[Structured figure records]

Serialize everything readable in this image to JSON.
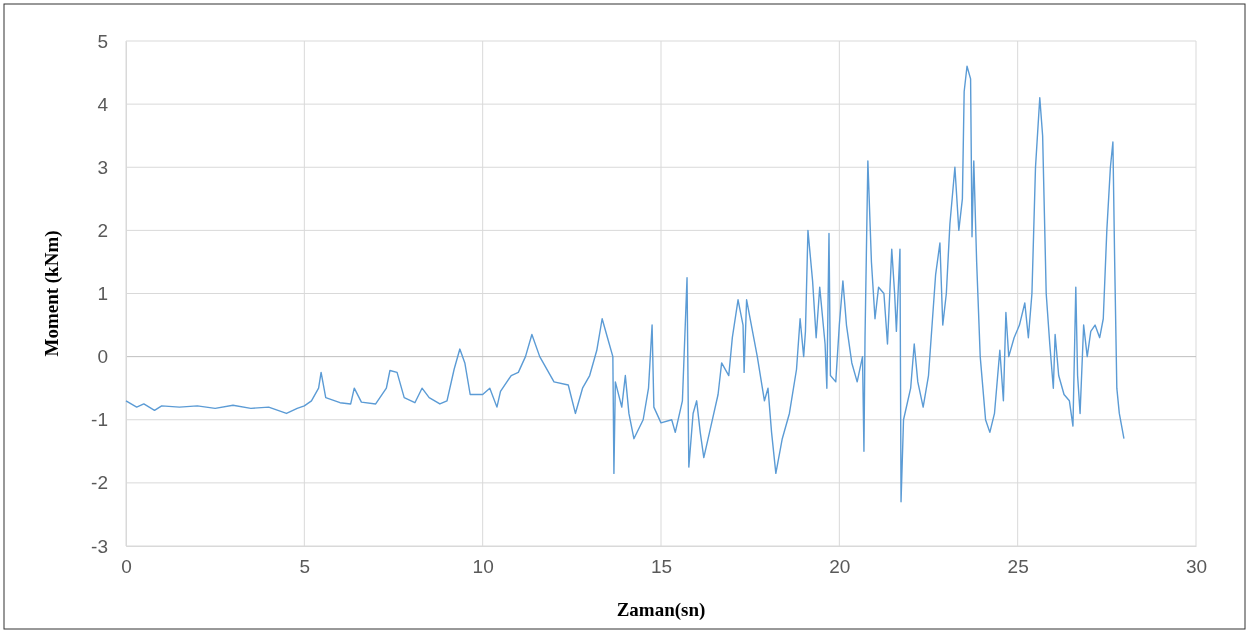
{
  "chart_data": {
    "type": "line",
    "xlabel": "Zaman(sn)",
    "ylabel": "Moment (kNm)",
    "xlim": [
      0,
      30
    ],
    "xticks": [
      0,
      5,
      10,
      15,
      20,
      25,
      30
    ],
    "ylim": [
      -3,
      5
    ],
    "yticks": [
      -3,
      -2,
      -1,
      0,
      1,
      2,
      3,
      4,
      5
    ],
    "grid": true,
    "marker": "none",
    "line_style": "solid",
    "series": [
      {
        "color": "#5b9bd5",
        "x": [
          0,
          0.3,
          0.5,
          0.8,
          1.0,
          1.5,
          2.0,
          2.5,
          3.0,
          3.5,
          4.0,
          4.5,
          4.8,
          5.0,
          5.2,
          5.4,
          5.47,
          5.6,
          6.0,
          6.3,
          6.4,
          6.6,
          7.0,
          7.3,
          7.4,
          7.6,
          7.8,
          8.1,
          8.3,
          8.5,
          8.8,
          9.0,
          9.2,
          9.36,
          9.5,
          9.65,
          10.0,
          10.2,
          10.4,
          10.5,
          10.8,
          11.0,
          11.2,
          11.38,
          11.6,
          12.0,
          12.4,
          12.6,
          12.8,
          13.0,
          13.2,
          13.35,
          13.5,
          13.65,
          13.68,
          13.72,
          13.9,
          14.0,
          14.1,
          14.24,
          14.5,
          14.65,
          14.75,
          14.8,
          15.0,
          15.3,
          15.4,
          15.6,
          15.73,
          15.78,
          15.9,
          16.0,
          16.1,
          16.2,
          16.4,
          16.6,
          16.7,
          16.9,
          17.0,
          17.16,
          17.3,
          17.33,
          17.4,
          17.7,
          17.9,
          18.0,
          18.1,
          18.22,
          18.4,
          18.6,
          18.8,
          18.9,
          19.0,
          19.05,
          19.12,
          19.25,
          19.35,
          19.45,
          19.6,
          19.65,
          19.71,
          19.75,
          19.9,
          20.0,
          20.1,
          20.2,
          20.35,
          20.5,
          20.65,
          20.69,
          20.72,
          20.8,
          20.9,
          21.0,
          21.1,
          21.25,
          21.35,
          21.47,
          21.55,
          21.6,
          21.7,
          21.73,
          21.8,
          22.0,
          22.1,
          22.2,
          22.35,
          22.5,
          22.7,
          22.82,
          22.9,
          23.0,
          23.1,
          23.24,
          23.35,
          23.45,
          23.5,
          23.58,
          23.68,
          23.72,
          23.77,
          23.85,
          23.95,
          24.1,
          24.22,
          24.35,
          24.5,
          24.6,
          24.67,
          24.75,
          24.9,
          25.05,
          25.2,
          25.3,
          25.4,
          25.5,
          25.62,
          25.7,
          25.8,
          25.9,
          26.0,
          26.05,
          26.15,
          26.3,
          26.45,
          26.55,
          26.63,
          26.68,
          26.75,
          26.85,
          26.95,
          27.05,
          27.17,
          27.3,
          27.4,
          27.5,
          27.6,
          27.67,
          27.72,
          27.78,
          27.85,
          27.98
        ],
        "values": [
          -0.7,
          -0.8,
          -0.75,
          -0.85,
          -0.78,
          -0.8,
          -0.78,
          -0.82,
          -0.77,
          -0.82,
          -0.8,
          -0.9,
          -0.82,
          -0.78,
          -0.7,
          -0.5,
          -0.25,
          -0.65,
          -0.73,
          -0.75,
          -0.5,
          -0.72,
          -0.75,
          -0.5,
          -0.22,
          -0.25,
          -0.65,
          -0.73,
          -0.5,
          -0.65,
          -0.75,
          -0.7,
          -0.2,
          0.12,
          -0.1,
          -0.6,
          -0.6,
          -0.5,
          -0.8,
          -0.55,
          -0.3,
          -0.25,
          0.0,
          0.35,
          0.0,
          -0.4,
          -0.45,
          -0.9,
          -0.5,
          -0.3,
          0.1,
          0.6,
          0.3,
          0.0,
          -1.85,
          -0.4,
          -0.8,
          -0.3,
          -0.9,
          -1.3,
          -1.0,
          -0.5,
          0.5,
          -0.8,
          -1.05,
          -1.0,
          -1.2,
          -0.7,
          1.25,
          -1.75,
          -0.9,
          -0.7,
          -1.2,
          -1.6,
          -1.1,
          -0.6,
          -0.1,
          -0.3,
          0.3,
          0.9,
          0.5,
          -0.25,
          0.9,
          0.0,
          -0.7,
          -0.5,
          -1.2,
          -1.85,
          -1.3,
          -0.9,
          -0.2,
          0.6,
          0.0,
          0.4,
          2.0,
          1.2,
          0.3,
          1.1,
          0.2,
          -0.5,
          1.95,
          -0.3,
          -0.4,
          0.5,
          1.2,
          0.5,
          -0.1,
          -0.4,
          0.0,
          -1.5,
          0.3,
          3.1,
          1.5,
          0.6,
          1.1,
          1.0,
          0.2,
          1.7,
          1.0,
          0.4,
          1.7,
          -2.3,
          -1.0,
          -0.5,
          0.2,
          -0.4,
          -0.8,
          -0.3,
          1.3,
          1.8,
          0.5,
          1.0,
          2.1,
          3.0,
          2.0,
          2.5,
          4.2,
          4.6,
          4.4,
          1.9,
          3.1,
          1.5,
          0.0,
          -1.0,
          -1.2,
          -0.9,
          0.1,
          -0.7,
          0.7,
          0.0,
          0.3,
          0.5,
          0.85,
          0.3,
          1.0,
          3.0,
          4.1,
          3.5,
          1.0,
          0.2,
          -0.5,
          0.35,
          -0.3,
          -0.6,
          -0.7,
          -1.1,
          1.1,
          -0.3,
          -0.9,
          0.5,
          0.0,
          0.4,
          0.5,
          0.3,
          0.6,
          2.0,
          3.0,
          3.4,
          1.5,
          -0.5,
          -0.9,
          -1.3
        ]
      }
    ]
  }
}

**Exercise aim:**
Copy the records above exactly, omitting every picture.

**Result of this task:**
Serialize everything readable in this image to JSON.
{
  "chart_data": {
    "type": "line",
    "xlabel": "Zaman(sn)",
    "ylabel": "Moment (kNm)",
    "xlim": [
      0,
      30
    ],
    "xticks": [
      0,
      5,
      10,
      15,
      20,
      25,
      30
    ],
    "ylim": [
      -3,
      5
    ],
    "yticks": [
      -3,
      -2,
      -1,
      0,
      1,
      2,
      3,
      4,
      5
    ],
    "grid": true,
    "marker": "none",
    "line_style": "solid",
    "series": [
      {
        "color": "#5b9bd5",
        "x": [
          0,
          0.3,
          0.5,
          0.8,
          1.0,
          1.5,
          2.0,
          2.5,
          3.0,
          3.5,
          4.0,
          4.5,
          4.8,
          5.0,
          5.2,
          5.4,
          5.47,
          5.6,
          6.0,
          6.3,
          6.4,
          6.6,
          7.0,
          7.3,
          7.4,
          7.6,
          7.8,
          8.1,
          8.3,
          8.5,
          8.8,
          9.0,
          9.2,
          9.36,
          9.5,
          9.65,
          10.0,
          10.2,
          10.4,
          10.5,
          10.8,
          11.0,
          11.2,
          11.38,
          11.6,
          12.0,
          12.4,
          12.6,
          12.8,
          13.0,
          13.2,
          13.35,
          13.5,
          13.65,
          13.68,
          13.72,
          13.9,
          14.0,
          14.1,
          14.24,
          14.5,
          14.65,
          14.75,
          14.8,
          15.0,
          15.3,
          15.4,
          15.6,
          15.73,
          15.78,
          15.9,
          16.0,
          16.1,
          16.2,
          16.4,
          16.6,
          16.7,
          16.9,
          17.0,
          17.16,
          17.3,
          17.33,
          17.4,
          17.7,
          17.9,
          18.0,
          18.1,
          18.22,
          18.4,
          18.6,
          18.8,
          18.9,
          19.0,
          19.05,
          19.12,
          19.25,
          19.35,
          19.45,
          19.6,
          19.65,
          19.71,
          19.75,
          19.9,
          20.0,
          20.1,
          20.2,
          20.35,
          20.5,
          20.65,
          20.69,
          20.72,
          20.8,
          20.9,
          21.0,
          21.1,
          21.25,
          21.35,
          21.47,
          21.55,
          21.6,
          21.7,
          21.73,
          21.8,
          22.0,
          22.1,
          22.2,
          22.35,
          22.5,
          22.7,
          22.82,
          22.9,
          23.0,
          23.1,
          23.24,
          23.35,
          23.45,
          23.5,
          23.58,
          23.68,
          23.72,
          23.77,
          23.85,
          23.95,
          24.1,
          24.22,
          24.35,
          24.5,
          24.6,
          24.67,
          24.75,
          24.9,
          25.05,
          25.2,
          25.3,
          25.4,
          25.5,
          25.62,
          25.7,
          25.8,
          25.9,
          26.0,
          26.05,
          26.15,
          26.3,
          26.45,
          26.55,
          26.63,
          26.68,
          26.75,
          26.85,
          26.95,
          27.05,
          27.17,
          27.3,
          27.4,
          27.5,
          27.6,
          27.67,
          27.72,
          27.78,
          27.85,
          27.98
        ],
        "values": [
          -0.7,
          -0.8,
          -0.75,
          -0.85,
          -0.78,
          -0.8,
          -0.78,
          -0.82,
          -0.77,
          -0.82,
          -0.8,
          -0.9,
          -0.82,
          -0.78,
          -0.7,
          -0.5,
          -0.25,
          -0.65,
          -0.73,
          -0.75,
          -0.5,
          -0.72,
          -0.75,
          -0.5,
          -0.22,
          -0.25,
          -0.65,
          -0.73,
          -0.5,
          -0.65,
          -0.75,
          -0.7,
          -0.2,
          0.12,
          -0.1,
          -0.6,
          -0.6,
          -0.5,
          -0.8,
          -0.55,
          -0.3,
          -0.25,
          0.0,
          0.35,
          0.0,
          -0.4,
          -0.45,
          -0.9,
          -0.5,
          -0.3,
          0.1,
          0.6,
          0.3,
          0.0,
          -1.85,
          -0.4,
          -0.8,
          -0.3,
          -0.9,
          -1.3,
          -1.0,
          -0.5,
          0.5,
          -0.8,
          -1.05,
          -1.0,
          -1.2,
          -0.7,
          1.25,
          -1.75,
          -0.9,
          -0.7,
          -1.2,
          -1.6,
          -1.1,
          -0.6,
          -0.1,
          -0.3,
          0.3,
          0.9,
          0.5,
          -0.25,
          0.9,
          0.0,
          -0.7,
          -0.5,
          -1.2,
          -1.85,
          -1.3,
          -0.9,
          -0.2,
          0.6,
          0.0,
          0.4,
          2.0,
          1.2,
          0.3,
          1.1,
          0.2,
          -0.5,
          1.95,
          -0.3,
          -0.4,
          0.5,
          1.2,
          0.5,
          -0.1,
          -0.4,
          0.0,
          -1.5,
          0.3,
          3.1,
          1.5,
          0.6,
          1.1,
          1.0,
          0.2,
          1.7,
          1.0,
          0.4,
          1.7,
          -2.3,
          -1.0,
          -0.5,
          0.2,
          -0.4,
          -0.8,
          -0.3,
          1.3,
          1.8,
          0.5,
          1.0,
          2.1,
          3.0,
          2.0,
          2.5,
          4.2,
          4.6,
          4.4,
          1.9,
          3.1,
          1.5,
          0.0,
          -1.0,
          -1.2,
          -0.9,
          0.1,
          -0.7,
          0.7,
          0.0,
          0.3,
          0.5,
          0.85,
          0.3,
          1.0,
          3.0,
          4.1,
          3.5,
          1.0,
          0.2,
          -0.5,
          0.35,
          -0.3,
          -0.6,
          -0.7,
          -1.1,
          1.1,
          -0.3,
          -0.9,
          0.5,
          0.0,
          0.4,
          0.5,
          0.3,
          0.6,
          2.0,
          3.0,
          3.4,
          1.5,
          -0.5,
          -0.9,
          -1.3
        ]
      }
    ]
  }
}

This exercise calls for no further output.